TASK INSTRUCTIONS:
Select and copy out every line in the records containing "нарушение".
== GIVEN RECORDS ==
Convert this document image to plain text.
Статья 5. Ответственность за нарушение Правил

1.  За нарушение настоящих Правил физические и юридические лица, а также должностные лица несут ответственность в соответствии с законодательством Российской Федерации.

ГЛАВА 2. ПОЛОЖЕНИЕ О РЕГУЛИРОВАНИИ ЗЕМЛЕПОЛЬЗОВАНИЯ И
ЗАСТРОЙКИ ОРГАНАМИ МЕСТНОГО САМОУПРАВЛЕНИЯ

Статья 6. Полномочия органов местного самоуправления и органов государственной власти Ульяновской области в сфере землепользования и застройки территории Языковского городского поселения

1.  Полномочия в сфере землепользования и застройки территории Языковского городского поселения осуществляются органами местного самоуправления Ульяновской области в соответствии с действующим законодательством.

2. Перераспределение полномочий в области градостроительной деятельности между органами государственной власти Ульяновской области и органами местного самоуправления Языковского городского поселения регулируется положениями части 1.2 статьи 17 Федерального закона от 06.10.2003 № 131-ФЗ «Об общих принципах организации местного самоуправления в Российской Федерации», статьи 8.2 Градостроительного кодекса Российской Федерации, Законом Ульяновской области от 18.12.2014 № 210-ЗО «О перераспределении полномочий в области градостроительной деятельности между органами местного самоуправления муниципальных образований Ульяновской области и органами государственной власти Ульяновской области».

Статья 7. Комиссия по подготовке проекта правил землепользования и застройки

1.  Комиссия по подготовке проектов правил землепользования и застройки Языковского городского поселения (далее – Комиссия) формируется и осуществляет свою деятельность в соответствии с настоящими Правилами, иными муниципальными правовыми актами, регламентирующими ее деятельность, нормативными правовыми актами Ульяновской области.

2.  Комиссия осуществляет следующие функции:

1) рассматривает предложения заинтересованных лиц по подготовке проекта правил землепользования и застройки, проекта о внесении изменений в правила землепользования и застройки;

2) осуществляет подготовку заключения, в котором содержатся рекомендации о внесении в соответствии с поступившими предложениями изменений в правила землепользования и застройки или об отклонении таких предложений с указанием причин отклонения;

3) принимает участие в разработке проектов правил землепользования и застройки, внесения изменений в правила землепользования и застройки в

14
===
RESPONSE TO THIS EXERCISE:
Статья 5. Ответственность за нарушение Правил
1.  За нарушение настоящих Правил физические и юридические лица, а также должностные лица несут ответственность в соответствии с законодательством Российской Федерации.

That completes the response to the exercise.